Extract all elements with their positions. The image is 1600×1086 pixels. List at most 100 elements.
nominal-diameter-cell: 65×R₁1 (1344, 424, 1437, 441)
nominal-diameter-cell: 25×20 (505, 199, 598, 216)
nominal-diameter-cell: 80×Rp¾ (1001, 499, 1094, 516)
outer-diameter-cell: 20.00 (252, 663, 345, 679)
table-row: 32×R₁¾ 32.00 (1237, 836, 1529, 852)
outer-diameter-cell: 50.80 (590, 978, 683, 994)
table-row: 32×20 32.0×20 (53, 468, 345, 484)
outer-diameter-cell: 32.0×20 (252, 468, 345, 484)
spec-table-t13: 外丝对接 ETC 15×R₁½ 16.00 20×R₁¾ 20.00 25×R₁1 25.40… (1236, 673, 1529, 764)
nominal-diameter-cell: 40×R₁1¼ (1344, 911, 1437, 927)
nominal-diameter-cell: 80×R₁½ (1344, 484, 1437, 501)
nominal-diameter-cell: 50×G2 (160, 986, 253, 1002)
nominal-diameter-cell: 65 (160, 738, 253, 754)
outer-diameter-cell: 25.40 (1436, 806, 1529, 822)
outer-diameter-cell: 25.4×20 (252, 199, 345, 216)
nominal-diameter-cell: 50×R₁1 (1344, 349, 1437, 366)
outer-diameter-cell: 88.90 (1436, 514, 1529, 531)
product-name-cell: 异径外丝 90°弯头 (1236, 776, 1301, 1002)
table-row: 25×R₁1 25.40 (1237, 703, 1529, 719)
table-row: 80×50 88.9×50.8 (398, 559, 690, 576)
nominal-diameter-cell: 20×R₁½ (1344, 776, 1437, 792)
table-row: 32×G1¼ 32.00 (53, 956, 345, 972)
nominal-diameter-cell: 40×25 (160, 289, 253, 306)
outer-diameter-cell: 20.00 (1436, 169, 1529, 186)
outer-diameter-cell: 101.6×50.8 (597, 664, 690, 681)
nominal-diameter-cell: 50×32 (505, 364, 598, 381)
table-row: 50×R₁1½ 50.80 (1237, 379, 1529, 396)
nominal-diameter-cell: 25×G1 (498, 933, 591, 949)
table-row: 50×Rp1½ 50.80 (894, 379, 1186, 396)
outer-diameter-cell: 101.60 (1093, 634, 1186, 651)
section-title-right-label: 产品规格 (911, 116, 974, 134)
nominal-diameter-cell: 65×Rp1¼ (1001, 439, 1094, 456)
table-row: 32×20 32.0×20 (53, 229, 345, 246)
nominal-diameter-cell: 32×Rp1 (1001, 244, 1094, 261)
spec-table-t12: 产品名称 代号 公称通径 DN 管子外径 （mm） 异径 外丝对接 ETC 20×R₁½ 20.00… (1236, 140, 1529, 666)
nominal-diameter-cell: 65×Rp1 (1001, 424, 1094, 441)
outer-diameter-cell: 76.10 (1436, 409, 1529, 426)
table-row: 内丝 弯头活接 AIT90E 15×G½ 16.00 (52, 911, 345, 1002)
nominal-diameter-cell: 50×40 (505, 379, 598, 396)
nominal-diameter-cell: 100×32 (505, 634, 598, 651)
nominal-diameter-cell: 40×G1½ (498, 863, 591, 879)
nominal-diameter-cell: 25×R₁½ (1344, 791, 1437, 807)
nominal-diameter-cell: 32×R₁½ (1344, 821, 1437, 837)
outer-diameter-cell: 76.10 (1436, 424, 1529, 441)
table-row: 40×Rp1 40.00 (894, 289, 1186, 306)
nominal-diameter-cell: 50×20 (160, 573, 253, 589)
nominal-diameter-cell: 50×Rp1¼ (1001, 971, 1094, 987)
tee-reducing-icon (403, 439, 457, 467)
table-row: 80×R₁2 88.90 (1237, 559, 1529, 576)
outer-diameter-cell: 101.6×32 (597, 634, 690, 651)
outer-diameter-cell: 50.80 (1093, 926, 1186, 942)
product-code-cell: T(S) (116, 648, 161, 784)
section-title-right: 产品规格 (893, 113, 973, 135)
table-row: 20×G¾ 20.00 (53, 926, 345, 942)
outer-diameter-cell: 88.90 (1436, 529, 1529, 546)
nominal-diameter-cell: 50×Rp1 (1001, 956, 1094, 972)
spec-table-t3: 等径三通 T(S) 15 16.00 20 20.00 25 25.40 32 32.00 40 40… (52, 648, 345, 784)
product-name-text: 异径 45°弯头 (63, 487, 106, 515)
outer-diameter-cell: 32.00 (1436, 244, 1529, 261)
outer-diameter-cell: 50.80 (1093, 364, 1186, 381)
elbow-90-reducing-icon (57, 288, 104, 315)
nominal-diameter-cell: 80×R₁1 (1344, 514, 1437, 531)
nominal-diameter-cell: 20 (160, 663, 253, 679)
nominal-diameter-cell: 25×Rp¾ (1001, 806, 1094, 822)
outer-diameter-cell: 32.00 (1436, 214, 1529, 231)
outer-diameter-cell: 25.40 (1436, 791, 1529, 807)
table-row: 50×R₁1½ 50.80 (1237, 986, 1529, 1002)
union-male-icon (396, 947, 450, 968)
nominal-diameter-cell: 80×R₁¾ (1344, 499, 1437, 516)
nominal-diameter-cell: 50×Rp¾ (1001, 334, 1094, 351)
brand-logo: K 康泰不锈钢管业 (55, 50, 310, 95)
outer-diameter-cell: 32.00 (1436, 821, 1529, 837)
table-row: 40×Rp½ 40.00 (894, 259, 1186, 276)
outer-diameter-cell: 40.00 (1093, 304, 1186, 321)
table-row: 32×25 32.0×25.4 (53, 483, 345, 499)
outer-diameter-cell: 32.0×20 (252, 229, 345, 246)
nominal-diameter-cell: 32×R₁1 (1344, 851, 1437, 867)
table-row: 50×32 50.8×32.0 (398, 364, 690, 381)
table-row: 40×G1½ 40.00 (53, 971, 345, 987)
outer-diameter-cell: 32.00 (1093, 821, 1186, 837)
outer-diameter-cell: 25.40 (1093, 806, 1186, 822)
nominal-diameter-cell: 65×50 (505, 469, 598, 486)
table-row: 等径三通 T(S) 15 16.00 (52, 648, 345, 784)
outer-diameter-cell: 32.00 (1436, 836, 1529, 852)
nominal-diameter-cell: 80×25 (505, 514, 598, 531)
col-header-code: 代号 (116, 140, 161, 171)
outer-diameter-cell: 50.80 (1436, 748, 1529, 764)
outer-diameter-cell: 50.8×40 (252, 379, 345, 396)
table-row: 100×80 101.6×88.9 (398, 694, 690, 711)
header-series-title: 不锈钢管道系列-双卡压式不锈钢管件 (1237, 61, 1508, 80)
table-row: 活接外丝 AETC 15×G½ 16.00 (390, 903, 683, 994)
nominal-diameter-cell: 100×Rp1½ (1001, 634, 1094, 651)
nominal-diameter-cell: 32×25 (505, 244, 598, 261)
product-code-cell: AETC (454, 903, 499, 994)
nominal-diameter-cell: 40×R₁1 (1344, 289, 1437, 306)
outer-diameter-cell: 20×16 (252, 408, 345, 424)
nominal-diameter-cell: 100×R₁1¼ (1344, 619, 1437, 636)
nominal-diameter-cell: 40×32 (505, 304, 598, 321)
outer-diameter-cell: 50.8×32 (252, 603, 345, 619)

*Given task*
Count the lines of the material above that contain the string "reducing" and reply with only that number.

*Response*
2